— START Dataset entries —

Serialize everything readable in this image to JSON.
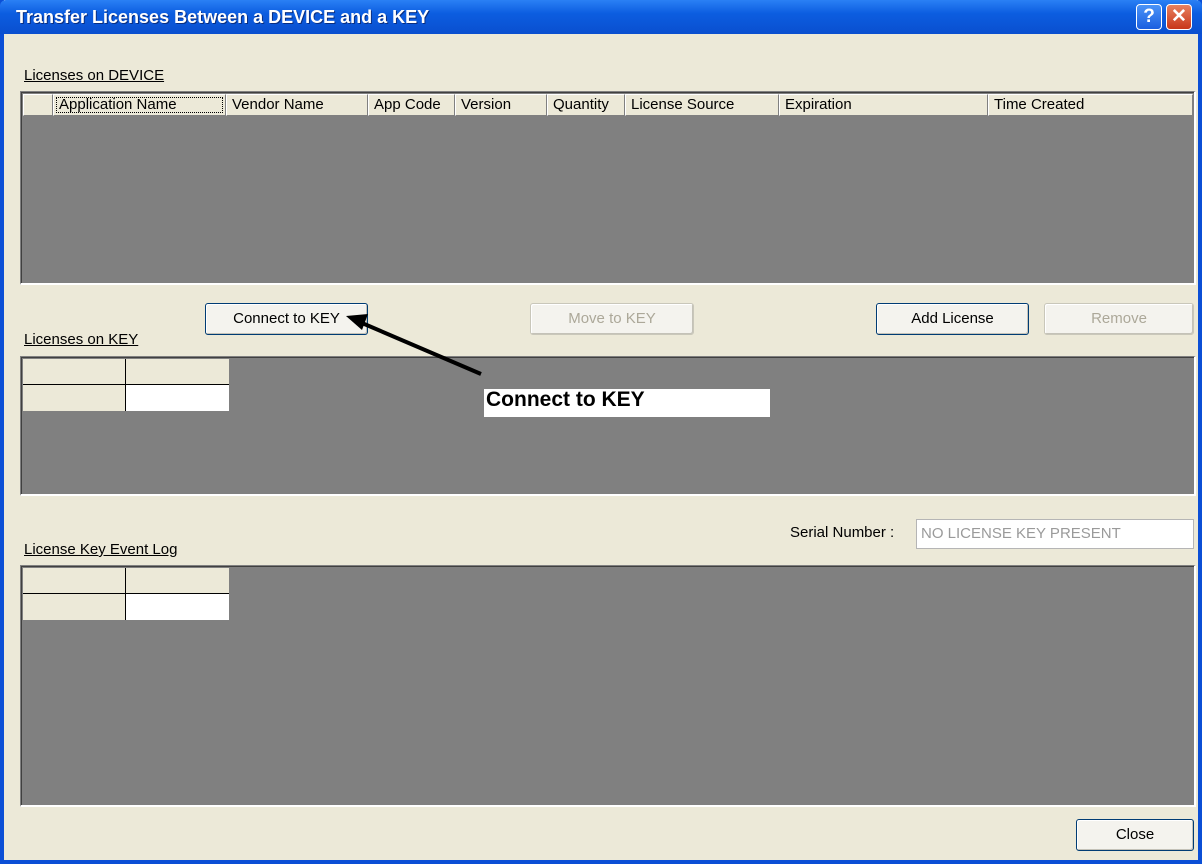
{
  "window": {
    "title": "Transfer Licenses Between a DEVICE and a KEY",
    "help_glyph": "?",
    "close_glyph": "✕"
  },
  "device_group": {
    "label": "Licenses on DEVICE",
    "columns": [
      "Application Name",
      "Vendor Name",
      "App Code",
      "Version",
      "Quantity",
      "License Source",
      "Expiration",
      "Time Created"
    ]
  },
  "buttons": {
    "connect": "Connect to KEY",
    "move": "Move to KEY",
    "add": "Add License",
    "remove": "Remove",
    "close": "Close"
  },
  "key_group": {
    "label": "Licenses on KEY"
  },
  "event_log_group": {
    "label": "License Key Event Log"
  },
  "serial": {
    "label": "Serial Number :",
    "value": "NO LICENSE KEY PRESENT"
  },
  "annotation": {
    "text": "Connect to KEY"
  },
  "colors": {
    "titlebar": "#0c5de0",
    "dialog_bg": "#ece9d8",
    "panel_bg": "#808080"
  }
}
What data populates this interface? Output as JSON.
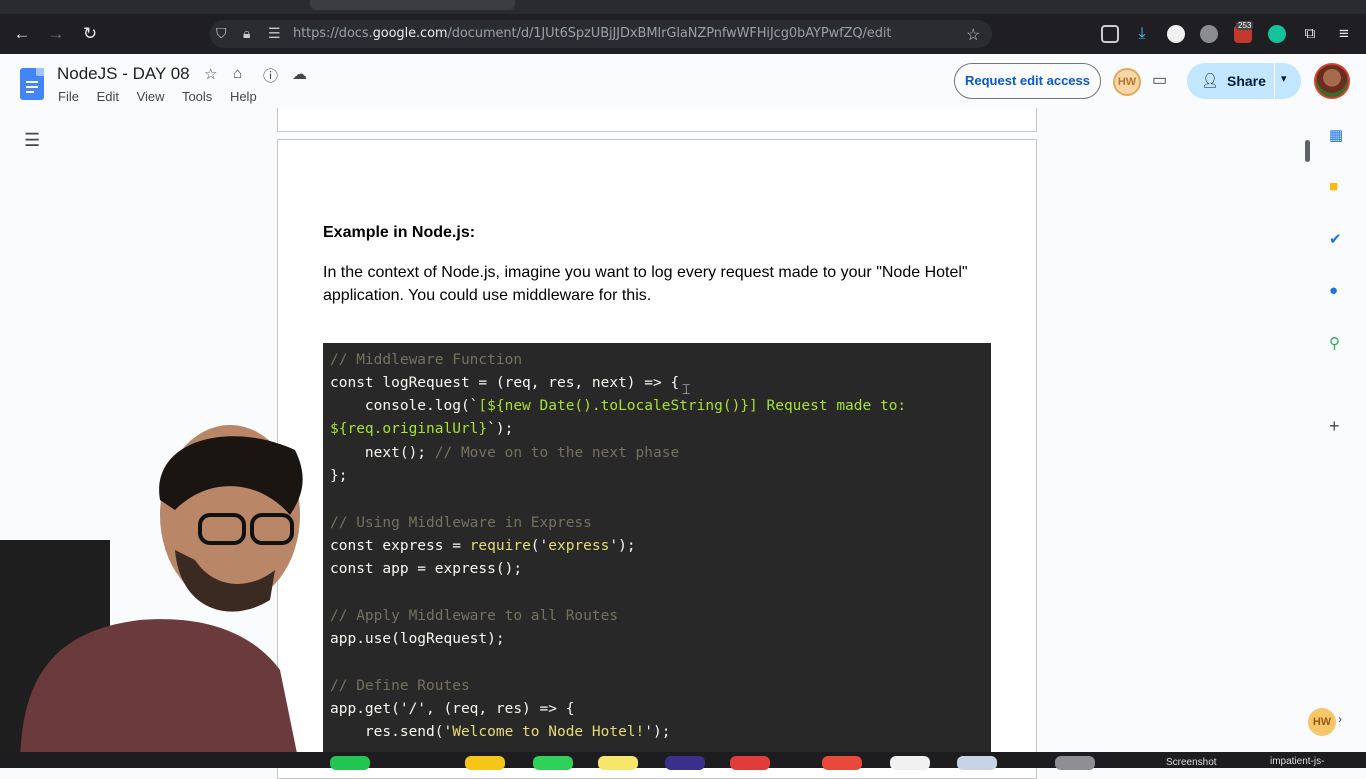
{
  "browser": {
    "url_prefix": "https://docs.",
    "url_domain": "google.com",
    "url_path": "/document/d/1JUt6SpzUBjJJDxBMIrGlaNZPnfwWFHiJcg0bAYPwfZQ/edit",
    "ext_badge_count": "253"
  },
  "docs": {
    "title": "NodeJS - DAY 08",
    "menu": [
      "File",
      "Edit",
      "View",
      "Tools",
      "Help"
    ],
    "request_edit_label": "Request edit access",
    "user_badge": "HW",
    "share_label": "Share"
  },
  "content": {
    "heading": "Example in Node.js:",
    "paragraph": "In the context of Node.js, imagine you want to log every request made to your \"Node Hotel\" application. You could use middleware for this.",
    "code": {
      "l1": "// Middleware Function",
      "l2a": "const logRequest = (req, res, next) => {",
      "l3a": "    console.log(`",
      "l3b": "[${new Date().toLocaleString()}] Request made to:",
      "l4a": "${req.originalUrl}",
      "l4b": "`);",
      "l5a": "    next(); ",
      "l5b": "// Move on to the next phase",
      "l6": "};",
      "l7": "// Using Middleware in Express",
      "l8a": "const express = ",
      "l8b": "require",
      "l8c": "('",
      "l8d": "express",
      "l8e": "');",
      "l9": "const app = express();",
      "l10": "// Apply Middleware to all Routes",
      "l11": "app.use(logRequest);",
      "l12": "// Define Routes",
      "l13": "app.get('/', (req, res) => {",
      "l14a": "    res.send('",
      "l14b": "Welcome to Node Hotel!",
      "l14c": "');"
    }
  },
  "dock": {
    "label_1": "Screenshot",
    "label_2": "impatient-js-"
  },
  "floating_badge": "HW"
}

— END Dataset entries —
— START Dataset entries —

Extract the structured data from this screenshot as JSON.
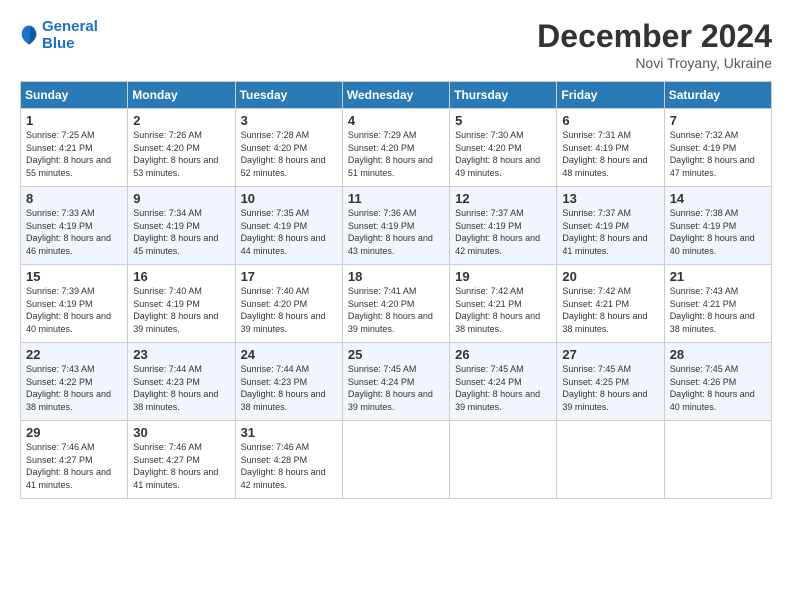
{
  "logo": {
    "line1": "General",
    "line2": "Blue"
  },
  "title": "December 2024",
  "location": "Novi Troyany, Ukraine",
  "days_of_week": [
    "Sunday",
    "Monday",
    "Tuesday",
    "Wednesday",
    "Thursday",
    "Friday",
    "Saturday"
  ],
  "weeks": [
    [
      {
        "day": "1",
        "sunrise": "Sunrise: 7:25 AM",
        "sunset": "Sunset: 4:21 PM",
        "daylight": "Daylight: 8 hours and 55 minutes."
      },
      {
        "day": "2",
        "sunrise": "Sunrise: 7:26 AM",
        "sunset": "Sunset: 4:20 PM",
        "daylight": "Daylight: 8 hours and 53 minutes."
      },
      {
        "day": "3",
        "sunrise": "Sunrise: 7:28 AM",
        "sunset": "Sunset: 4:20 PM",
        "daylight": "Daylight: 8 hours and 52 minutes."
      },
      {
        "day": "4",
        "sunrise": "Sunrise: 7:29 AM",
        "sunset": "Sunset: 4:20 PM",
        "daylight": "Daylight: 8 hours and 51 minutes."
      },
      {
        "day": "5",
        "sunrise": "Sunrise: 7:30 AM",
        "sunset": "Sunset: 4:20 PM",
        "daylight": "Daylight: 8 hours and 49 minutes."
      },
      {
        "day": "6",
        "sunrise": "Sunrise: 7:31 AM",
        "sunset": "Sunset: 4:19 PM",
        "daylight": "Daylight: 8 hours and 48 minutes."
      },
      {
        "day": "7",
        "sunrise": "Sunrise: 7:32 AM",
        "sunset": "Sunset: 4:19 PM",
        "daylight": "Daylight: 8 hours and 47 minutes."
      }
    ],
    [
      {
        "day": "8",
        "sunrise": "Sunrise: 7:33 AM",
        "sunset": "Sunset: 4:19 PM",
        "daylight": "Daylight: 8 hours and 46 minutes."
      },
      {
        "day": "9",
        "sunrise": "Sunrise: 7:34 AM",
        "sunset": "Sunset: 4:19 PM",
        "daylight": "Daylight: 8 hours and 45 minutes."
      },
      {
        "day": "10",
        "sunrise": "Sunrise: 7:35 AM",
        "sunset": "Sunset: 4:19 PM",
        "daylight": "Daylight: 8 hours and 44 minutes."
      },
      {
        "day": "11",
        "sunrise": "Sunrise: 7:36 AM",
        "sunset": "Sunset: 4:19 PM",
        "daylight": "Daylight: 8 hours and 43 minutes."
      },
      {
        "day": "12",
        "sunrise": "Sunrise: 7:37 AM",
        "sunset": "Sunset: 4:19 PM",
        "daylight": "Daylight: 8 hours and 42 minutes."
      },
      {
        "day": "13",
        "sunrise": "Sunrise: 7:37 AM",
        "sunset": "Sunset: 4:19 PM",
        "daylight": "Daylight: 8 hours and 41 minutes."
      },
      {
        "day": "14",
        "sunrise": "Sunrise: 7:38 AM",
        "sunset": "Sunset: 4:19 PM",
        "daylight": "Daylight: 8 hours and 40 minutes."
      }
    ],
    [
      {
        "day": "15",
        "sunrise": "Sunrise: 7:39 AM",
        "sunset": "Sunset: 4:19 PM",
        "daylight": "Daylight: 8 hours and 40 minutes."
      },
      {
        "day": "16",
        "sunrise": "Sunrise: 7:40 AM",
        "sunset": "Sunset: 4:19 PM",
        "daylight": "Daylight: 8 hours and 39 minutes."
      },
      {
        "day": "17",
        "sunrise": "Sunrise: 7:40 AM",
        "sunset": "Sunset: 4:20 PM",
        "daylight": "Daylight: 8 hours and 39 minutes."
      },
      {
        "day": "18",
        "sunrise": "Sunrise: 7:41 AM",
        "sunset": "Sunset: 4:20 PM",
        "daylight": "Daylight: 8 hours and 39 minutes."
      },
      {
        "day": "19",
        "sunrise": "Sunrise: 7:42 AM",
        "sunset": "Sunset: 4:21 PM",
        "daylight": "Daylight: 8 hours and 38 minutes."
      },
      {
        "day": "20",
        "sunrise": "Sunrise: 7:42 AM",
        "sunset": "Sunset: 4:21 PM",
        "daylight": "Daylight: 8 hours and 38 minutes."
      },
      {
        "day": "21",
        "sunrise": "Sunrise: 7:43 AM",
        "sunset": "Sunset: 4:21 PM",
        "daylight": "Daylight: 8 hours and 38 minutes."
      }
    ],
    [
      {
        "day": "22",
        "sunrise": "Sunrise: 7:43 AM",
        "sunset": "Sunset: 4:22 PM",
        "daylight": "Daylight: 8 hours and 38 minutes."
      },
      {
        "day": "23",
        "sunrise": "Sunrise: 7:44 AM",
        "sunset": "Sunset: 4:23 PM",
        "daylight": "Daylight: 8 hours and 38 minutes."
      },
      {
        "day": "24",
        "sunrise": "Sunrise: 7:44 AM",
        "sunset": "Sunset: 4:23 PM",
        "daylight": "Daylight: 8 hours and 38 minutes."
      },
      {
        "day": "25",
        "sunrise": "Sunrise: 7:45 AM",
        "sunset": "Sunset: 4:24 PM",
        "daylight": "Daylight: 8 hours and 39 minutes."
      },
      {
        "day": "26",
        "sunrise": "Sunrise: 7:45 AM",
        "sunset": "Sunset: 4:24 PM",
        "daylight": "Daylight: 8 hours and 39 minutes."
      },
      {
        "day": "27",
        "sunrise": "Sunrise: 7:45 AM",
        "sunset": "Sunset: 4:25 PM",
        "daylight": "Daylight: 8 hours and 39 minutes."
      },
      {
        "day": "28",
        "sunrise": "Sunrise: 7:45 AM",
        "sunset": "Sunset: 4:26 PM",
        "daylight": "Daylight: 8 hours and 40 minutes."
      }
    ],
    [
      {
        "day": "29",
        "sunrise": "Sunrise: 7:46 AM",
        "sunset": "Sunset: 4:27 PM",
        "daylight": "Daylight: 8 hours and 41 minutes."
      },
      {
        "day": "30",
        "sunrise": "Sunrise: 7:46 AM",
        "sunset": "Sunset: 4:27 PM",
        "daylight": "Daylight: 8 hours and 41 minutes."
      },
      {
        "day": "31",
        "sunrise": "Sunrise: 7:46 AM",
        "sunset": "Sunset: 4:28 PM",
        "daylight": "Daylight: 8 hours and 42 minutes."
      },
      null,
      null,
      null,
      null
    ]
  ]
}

— END Dataset entries —
— START Dataset entries —

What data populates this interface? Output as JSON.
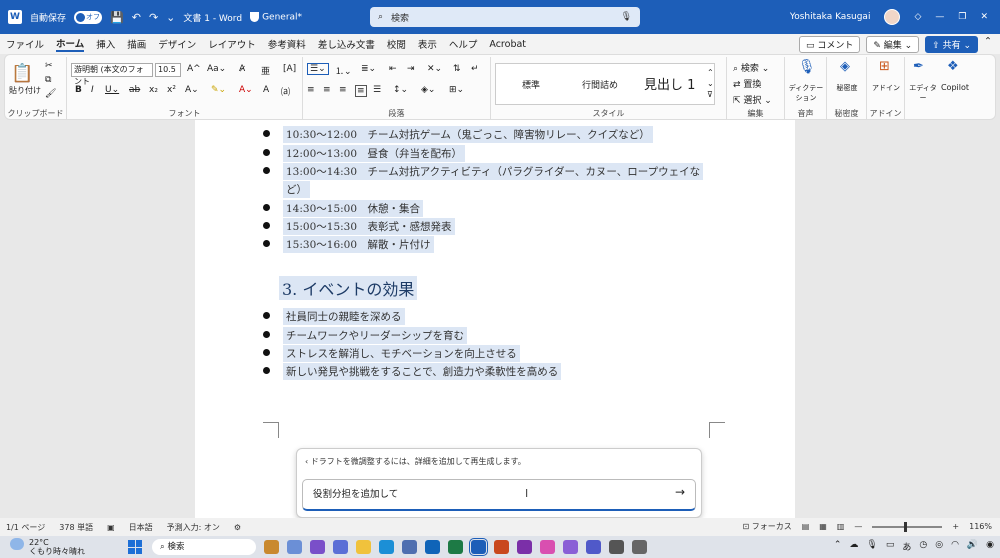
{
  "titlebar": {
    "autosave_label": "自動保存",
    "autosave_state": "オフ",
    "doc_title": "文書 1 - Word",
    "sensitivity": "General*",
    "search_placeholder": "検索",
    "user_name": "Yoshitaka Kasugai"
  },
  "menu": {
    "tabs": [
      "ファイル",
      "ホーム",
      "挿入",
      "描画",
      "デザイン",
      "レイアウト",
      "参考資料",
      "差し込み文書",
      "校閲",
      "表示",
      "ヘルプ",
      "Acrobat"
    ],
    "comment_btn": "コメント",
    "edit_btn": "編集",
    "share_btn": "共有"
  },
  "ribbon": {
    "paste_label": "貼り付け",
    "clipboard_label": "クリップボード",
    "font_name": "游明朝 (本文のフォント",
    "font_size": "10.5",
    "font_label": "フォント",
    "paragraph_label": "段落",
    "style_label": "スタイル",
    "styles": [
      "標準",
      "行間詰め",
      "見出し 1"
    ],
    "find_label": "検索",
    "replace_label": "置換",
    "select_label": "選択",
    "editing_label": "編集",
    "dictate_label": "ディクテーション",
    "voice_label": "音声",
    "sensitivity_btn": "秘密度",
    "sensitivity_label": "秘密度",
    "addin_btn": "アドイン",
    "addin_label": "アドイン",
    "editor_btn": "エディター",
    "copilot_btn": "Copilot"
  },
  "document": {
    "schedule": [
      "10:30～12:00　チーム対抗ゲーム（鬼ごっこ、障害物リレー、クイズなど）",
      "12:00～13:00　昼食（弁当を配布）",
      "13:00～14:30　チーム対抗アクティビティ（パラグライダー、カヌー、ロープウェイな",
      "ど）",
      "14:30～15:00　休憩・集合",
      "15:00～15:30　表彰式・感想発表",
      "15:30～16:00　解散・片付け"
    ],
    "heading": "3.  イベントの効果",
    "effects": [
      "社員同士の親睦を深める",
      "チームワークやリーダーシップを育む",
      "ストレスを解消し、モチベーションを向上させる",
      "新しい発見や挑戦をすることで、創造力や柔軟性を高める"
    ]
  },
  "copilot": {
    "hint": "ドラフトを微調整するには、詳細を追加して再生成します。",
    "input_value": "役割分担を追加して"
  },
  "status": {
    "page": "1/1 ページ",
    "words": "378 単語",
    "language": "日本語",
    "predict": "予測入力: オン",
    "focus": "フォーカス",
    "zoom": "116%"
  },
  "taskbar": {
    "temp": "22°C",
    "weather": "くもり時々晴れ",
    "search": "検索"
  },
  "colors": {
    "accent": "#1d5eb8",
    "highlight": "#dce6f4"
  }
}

— END Dataset entries —

*Your task*. The answer is a single number: how many lines include the word "General"?

*Answer for the task*. 2